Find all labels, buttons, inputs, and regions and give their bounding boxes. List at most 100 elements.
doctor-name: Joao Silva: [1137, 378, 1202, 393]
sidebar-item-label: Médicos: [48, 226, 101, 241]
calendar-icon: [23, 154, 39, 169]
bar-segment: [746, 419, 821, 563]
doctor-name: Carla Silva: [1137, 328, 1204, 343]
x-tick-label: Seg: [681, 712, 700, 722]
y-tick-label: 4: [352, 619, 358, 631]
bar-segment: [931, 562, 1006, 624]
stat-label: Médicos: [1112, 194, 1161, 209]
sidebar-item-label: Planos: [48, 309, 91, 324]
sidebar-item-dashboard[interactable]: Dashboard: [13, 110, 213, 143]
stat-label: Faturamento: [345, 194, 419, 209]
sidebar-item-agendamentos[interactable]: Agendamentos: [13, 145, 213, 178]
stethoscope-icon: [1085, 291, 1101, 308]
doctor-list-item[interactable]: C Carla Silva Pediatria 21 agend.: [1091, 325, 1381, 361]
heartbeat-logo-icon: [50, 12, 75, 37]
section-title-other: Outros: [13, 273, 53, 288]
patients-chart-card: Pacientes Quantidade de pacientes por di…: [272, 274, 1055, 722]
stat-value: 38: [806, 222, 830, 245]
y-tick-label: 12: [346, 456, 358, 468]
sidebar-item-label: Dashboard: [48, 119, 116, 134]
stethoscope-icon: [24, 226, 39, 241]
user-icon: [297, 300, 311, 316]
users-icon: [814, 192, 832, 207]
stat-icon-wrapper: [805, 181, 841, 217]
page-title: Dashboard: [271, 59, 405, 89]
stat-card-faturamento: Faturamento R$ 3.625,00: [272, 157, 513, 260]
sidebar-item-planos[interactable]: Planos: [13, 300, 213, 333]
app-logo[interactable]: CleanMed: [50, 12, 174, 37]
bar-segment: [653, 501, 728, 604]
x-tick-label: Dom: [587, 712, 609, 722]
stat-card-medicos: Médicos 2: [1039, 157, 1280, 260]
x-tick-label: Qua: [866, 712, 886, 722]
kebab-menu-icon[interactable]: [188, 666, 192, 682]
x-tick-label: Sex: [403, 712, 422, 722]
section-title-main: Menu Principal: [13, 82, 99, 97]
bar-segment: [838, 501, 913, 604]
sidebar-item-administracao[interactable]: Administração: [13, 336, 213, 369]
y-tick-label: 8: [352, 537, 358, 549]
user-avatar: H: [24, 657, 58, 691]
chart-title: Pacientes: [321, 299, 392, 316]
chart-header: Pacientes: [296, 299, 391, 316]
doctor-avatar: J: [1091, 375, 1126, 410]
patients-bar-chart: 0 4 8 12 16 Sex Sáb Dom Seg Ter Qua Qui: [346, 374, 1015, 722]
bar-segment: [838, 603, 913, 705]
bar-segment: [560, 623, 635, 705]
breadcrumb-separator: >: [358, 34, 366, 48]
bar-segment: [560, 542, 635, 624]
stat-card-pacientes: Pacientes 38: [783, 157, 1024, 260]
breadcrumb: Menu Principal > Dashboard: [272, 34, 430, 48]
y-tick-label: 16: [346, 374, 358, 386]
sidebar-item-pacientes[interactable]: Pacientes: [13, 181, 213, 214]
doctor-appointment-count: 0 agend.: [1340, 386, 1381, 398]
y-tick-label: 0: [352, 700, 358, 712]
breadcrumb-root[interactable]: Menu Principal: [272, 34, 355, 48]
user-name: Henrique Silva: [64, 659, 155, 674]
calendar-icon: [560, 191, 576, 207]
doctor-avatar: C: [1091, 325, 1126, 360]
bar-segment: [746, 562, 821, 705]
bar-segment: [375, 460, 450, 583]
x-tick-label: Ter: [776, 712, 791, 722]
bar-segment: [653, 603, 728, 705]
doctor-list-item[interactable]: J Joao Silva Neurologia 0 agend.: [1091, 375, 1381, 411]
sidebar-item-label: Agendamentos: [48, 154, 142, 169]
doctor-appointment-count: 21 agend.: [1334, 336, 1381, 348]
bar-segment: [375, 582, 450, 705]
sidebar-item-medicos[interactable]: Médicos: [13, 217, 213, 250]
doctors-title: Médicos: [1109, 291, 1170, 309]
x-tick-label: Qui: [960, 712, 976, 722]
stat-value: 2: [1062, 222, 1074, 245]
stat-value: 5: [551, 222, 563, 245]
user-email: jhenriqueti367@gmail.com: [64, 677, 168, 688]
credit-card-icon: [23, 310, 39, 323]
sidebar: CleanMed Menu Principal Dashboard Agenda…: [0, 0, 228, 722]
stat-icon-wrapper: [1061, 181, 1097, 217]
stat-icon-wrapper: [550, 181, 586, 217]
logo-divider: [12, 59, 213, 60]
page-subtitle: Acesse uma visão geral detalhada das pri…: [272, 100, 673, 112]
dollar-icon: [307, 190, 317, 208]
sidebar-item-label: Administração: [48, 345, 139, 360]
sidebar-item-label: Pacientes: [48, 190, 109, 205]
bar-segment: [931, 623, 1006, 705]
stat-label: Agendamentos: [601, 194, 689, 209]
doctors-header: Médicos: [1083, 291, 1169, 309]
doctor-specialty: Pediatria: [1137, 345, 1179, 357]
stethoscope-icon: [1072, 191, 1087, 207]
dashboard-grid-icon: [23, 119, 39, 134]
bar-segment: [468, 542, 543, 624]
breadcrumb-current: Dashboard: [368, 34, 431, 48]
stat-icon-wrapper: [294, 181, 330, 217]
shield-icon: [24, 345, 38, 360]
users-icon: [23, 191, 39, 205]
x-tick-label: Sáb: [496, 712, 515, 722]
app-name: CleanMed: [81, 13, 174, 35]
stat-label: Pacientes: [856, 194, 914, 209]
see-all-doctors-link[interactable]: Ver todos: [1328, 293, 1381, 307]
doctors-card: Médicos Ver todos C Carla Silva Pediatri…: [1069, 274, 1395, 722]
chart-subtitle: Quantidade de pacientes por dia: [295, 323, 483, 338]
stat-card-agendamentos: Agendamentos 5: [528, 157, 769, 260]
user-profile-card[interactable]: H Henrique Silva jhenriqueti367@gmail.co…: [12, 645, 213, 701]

######

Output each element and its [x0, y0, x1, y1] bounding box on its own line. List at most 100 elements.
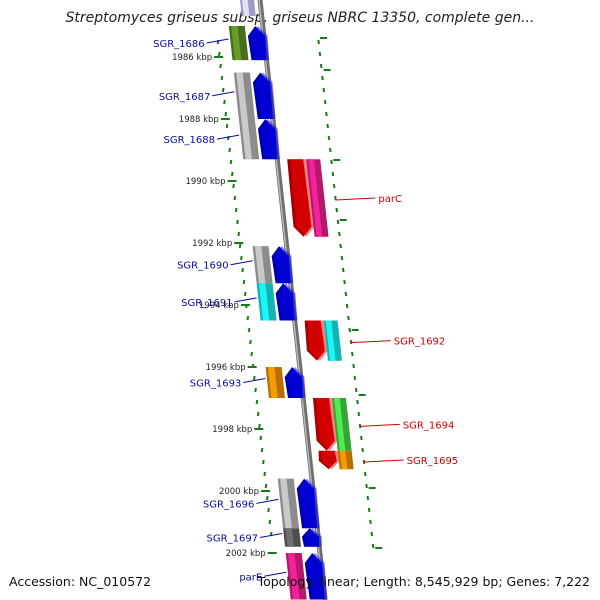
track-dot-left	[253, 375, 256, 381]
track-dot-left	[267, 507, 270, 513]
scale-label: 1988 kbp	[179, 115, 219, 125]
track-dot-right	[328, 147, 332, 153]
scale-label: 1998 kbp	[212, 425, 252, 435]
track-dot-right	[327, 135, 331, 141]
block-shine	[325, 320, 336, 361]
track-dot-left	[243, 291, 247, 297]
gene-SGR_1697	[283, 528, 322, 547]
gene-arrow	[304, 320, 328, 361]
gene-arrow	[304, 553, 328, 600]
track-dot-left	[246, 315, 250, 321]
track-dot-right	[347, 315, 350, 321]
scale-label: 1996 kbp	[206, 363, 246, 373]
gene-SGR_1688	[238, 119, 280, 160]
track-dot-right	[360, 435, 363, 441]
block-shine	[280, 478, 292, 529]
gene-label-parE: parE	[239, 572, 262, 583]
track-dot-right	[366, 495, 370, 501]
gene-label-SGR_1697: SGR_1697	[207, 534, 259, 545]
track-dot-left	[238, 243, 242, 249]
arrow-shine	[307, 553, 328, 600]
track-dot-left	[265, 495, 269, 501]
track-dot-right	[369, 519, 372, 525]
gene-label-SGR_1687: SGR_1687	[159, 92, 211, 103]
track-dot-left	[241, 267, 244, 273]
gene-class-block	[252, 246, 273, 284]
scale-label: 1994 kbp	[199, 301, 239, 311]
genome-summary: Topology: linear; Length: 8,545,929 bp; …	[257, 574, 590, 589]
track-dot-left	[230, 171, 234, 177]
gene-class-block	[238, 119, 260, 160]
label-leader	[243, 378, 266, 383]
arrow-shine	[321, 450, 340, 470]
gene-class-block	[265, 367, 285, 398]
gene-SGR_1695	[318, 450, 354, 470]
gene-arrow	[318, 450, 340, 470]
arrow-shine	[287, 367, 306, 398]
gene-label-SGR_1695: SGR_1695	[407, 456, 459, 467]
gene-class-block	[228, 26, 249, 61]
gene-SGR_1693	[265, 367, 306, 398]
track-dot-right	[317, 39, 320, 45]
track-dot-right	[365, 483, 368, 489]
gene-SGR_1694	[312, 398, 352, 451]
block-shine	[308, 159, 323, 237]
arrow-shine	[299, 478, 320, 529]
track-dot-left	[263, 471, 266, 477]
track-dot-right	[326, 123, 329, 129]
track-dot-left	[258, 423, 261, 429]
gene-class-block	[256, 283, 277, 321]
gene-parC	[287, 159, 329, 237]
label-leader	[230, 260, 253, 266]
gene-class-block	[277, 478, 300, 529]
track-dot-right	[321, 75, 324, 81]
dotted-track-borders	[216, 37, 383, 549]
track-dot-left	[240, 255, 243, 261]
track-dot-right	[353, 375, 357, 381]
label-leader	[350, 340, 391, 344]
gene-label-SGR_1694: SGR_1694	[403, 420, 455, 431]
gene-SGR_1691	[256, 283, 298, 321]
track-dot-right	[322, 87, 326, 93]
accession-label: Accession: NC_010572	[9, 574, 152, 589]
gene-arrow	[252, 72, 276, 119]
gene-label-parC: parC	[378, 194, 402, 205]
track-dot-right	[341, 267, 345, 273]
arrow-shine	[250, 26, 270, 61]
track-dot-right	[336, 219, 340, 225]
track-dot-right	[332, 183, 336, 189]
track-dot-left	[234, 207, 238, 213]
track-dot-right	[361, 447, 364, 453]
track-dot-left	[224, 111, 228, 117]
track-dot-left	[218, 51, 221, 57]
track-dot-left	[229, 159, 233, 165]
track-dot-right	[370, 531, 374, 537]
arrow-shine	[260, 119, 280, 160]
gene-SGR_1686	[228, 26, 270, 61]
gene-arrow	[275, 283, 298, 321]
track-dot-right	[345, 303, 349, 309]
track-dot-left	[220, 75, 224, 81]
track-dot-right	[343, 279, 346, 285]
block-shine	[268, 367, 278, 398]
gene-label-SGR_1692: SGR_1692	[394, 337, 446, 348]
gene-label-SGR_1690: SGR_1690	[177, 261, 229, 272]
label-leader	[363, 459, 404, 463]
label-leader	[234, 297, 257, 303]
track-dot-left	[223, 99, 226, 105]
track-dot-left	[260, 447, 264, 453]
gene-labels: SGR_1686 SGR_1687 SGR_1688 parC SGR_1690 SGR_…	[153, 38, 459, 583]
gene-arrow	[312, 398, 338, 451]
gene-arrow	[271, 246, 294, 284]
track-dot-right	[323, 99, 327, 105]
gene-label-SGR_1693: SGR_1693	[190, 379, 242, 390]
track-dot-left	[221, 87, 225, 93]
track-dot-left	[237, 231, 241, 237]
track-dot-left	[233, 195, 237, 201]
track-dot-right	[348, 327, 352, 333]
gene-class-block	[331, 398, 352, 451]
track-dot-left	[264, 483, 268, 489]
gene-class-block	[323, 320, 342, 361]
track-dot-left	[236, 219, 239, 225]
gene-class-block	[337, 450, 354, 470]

######

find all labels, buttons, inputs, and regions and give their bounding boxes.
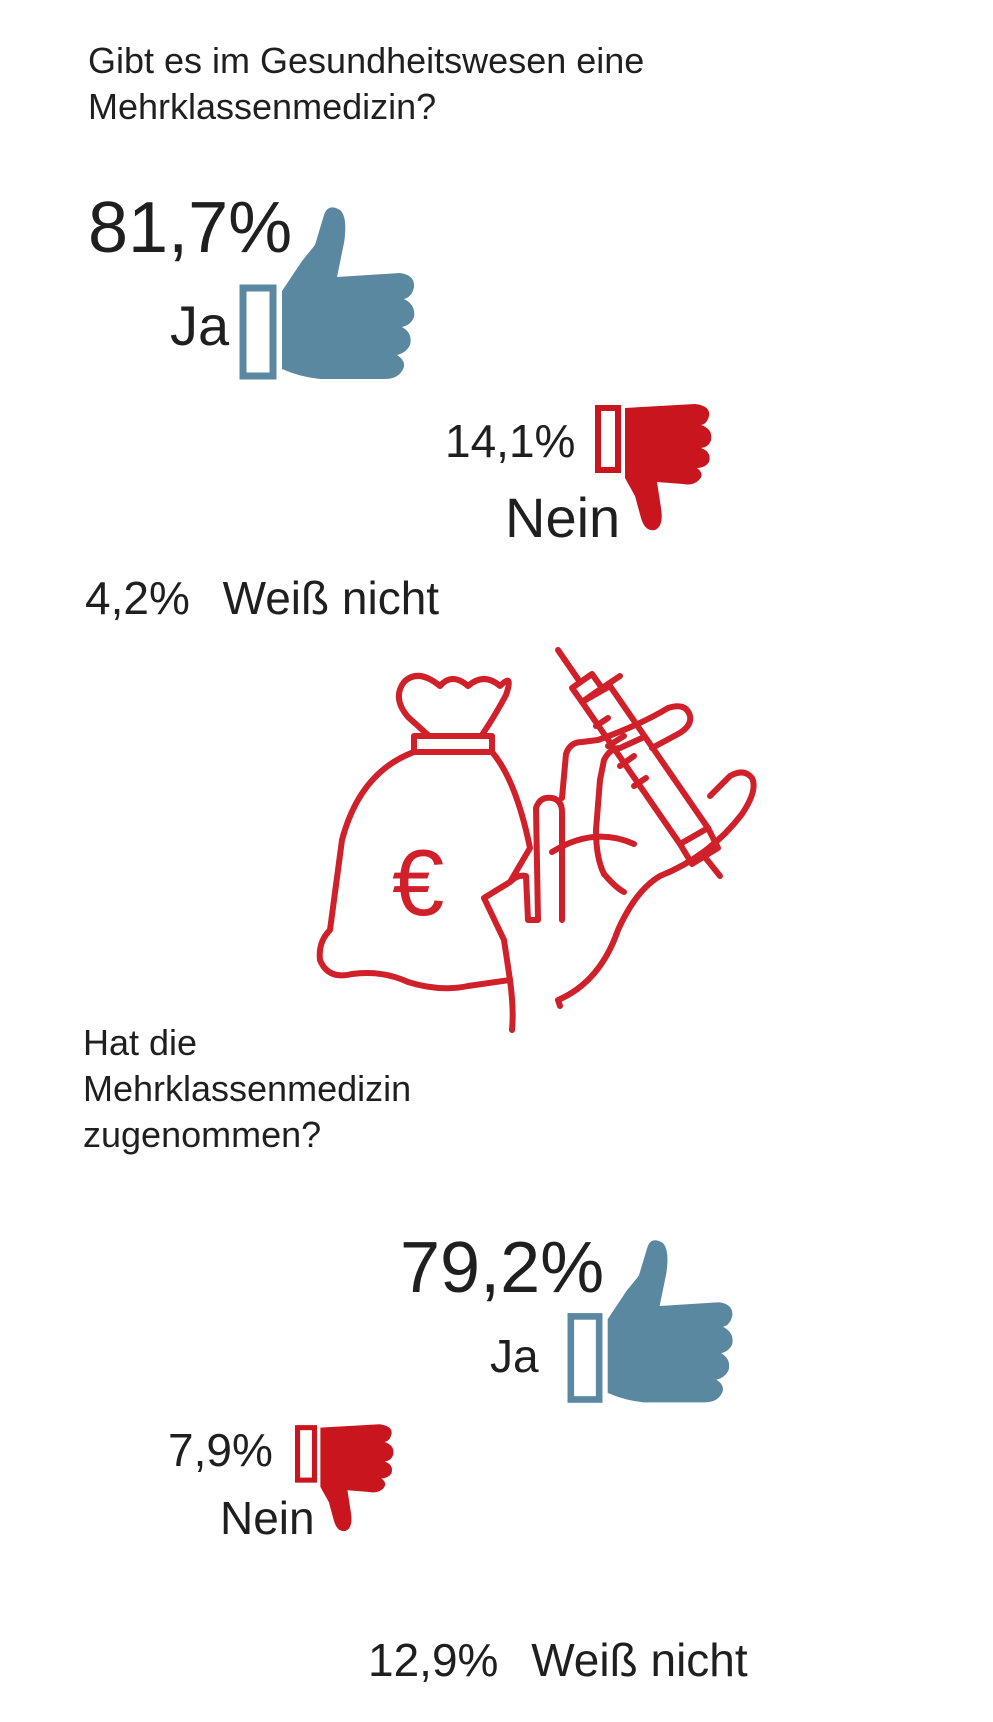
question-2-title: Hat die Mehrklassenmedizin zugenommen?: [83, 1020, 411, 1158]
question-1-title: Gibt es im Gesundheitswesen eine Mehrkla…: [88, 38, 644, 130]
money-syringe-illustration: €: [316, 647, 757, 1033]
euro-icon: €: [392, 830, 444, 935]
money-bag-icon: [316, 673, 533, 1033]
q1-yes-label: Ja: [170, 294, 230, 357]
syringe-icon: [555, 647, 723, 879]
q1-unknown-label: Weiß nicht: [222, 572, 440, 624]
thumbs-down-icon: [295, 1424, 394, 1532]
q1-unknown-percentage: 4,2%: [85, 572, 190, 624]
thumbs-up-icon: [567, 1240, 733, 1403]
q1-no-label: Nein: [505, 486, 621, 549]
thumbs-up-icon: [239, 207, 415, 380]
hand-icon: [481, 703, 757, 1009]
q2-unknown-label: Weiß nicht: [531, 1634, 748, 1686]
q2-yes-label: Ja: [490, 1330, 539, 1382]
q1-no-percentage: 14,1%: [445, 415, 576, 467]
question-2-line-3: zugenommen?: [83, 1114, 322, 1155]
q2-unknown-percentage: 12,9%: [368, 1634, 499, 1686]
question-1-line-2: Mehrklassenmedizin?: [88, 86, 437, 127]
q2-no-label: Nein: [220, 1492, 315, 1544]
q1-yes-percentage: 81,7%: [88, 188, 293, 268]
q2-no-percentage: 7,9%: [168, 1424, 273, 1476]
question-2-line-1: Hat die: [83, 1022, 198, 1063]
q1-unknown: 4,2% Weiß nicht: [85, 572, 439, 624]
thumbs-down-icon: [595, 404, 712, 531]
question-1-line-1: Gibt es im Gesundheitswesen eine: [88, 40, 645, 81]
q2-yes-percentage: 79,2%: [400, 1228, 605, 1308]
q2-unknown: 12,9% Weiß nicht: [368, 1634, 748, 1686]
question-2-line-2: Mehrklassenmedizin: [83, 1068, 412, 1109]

######

*WORK INSTRUCTIONS*
Total the lines in the records above that contain the string "avatar". Write only that total.

*EXPECTED ANSWER*
3